## start DATASET ROWS

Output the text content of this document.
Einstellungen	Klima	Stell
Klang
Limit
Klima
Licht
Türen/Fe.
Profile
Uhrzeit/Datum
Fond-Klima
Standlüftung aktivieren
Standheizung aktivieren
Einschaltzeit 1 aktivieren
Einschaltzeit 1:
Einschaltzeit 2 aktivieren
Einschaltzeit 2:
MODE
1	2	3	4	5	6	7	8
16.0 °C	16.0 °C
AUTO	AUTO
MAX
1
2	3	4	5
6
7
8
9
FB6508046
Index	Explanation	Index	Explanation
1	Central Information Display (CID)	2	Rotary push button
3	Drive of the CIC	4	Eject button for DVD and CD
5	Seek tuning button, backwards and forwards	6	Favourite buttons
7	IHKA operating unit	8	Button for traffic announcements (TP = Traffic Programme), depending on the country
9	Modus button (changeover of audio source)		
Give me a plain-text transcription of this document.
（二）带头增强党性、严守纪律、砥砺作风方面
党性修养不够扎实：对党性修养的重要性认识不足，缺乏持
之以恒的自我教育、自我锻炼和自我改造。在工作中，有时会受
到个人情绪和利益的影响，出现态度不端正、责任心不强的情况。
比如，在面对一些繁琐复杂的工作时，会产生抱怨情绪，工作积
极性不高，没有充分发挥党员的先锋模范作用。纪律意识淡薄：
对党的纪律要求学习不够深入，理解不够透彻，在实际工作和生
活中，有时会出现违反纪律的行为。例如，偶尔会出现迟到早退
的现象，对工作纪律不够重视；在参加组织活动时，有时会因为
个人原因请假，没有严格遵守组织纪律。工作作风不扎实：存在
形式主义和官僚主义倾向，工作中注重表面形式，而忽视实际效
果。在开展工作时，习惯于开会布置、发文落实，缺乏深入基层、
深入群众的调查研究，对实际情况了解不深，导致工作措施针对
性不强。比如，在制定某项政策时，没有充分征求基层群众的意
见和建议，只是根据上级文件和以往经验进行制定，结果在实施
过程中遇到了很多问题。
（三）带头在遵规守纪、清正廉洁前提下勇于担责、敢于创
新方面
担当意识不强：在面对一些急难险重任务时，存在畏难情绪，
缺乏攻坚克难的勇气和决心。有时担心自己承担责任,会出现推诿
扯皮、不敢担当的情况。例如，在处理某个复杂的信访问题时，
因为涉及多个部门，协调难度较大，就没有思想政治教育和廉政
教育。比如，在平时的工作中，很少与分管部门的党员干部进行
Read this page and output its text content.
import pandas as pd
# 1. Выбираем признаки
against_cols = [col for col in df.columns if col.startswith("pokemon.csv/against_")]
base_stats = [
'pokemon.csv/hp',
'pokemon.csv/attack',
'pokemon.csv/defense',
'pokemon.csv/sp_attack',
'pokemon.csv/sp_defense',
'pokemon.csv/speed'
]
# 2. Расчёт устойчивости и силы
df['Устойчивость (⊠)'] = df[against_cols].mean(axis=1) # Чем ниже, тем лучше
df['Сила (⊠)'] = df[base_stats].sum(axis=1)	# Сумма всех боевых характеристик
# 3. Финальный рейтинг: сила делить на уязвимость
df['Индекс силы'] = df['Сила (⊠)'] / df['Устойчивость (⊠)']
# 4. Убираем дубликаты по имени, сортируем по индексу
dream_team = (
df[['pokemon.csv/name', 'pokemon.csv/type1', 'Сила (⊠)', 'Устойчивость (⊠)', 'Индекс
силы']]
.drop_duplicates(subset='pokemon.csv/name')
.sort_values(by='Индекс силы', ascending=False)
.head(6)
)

## end DATASET ROWS

* _TASK TO COMPLETE_
Above are some records; extract every one of them exactly.

* _SOLUTION TO THE EXERCISE_
Output the text content of this document.
Einstellungen	Klima	Stell
Klang
Limit
Klima
Licht
Türen/Fe.
Profile
Uhrzeit/Datum
Fond-Klima
Standlüftung aktivieren
Standheizung aktivieren
Einschaltzeit 1 aktivieren
Einschaltzeit 1:
Einschaltzeit 2 aktivieren
Einschaltzeit 2:
MODE
1	2	3	4	5	6	7	8
16.0 °C	16.0 °C
AUTO	AUTO
MAX
1
2	3	4	5
6
7
8
9
FB6508046
Index	Explanation	Index	Explanation
1	Central Information Display (CID)	2	Rotary push button
3	Drive of the CIC	4	Eject button for DVD and CD
5	Seek tuning button, backwards and forwards	6	Favourite buttons
7	IHKA operating unit	8	Button for traffic announcements (TP = Traffic Programme), depending on the country
9	Modus button (changeover of audio source)		
Give me a plain-text transcription of this document.
（二）带头增强党性、严守纪律、砥砺作风方面
党性修养不够扎实：对党性修养的重要性认识不足，缺乏持
之以恒的自我教育、自我锻炼和自我改造。在工作中，有时会受
到个人情绪和利益的影响，出现态度不端正、责任心不强的情况。
比如，在面对一些繁琐复杂的工作时，会产生抱怨情绪，工作积
极性不高，没有充分发挥党员的先锋模范作用。纪律意识淡薄：
对党的纪律要求学习不够深入，理解不够透彻，在实际工作和生
活中，有时会出现违反纪律的行为。例如，偶尔会出现迟到早退
的现象，对工作纪律不够重视；在参加组织活动时，有时会因为
个人原因请假，没有严格遵守组织纪律。工作作风不扎实：存在
形式主义和官僚主义倾向，工作中注重表面形式，而忽视实际效
果。在开展工作时，习惯于开会布置、发文落实，缺乏深入基层、
深入群众的调查研究，对实际情况了解不深，导致工作措施针对
性不强。比如，在制定某项政策时，没有充分征求基层群众的意
见和建议，只是根据上级文件和以往经验进行制定，结果在实施
过程中遇到了很多问题。
（三）带头在遵规守纪、清正廉洁前提下勇于担责、敢于创
新方面
担当意识不强：在面对一些急难险重任务时，存在畏难情绪，
缺乏攻坚克难的勇气和决心。有时担心自己承担责任,会出现推诿
扯皮、不敢担当的情况。例如，在处理某个复杂的信访问题时，
因为涉及多个部门，协调难度较大，就没有思想政治教育和廉政
教育。比如，在平时的工作中，很少与分管部门的党员干部进行
Read this page and output its text content.
import pandas as pd
# 1. Выбираем признаки
against_cols = [col for col in df.columns if col.startswith("pokemon.csv/against_")]
base_stats = [
'pokemon.csv/hp',
'pokemon.csv/attack',
'pokemon.csv/defense',
'pokemon.csv/sp_attack',
'pokemon.csv/sp_defense',
'pokemon.csv/speed'
]
# 2. Расчёт устойчивости и силы
df['Устойчивость (⊠)'] = df[against_cols].mean(axis=1) # Чем ниже, тем лучше
df['Сила (⊠)'] = df[base_stats].sum(axis=1)	# Сумма всех боевых характеристик
# 3. Финальный рейтинг: сила делить на уязвимость
df['Индекс силы'] = df['Сила (⊠)'] / df['Устойчивость (⊠)']
# 4. Убираем дубликаты по имени, сортируем по индексу
dream_team = (
df[['pokemon.csv/name', 'pokemon.csv/type1', 'Сила (⊠)', 'Устойчивость (⊠)', 'Индекс
силы']]
.drop_duplicates(subset='pokemon.csv/name')
.sort_values(by='Индекс силы', ascending=False)
.head(6)
)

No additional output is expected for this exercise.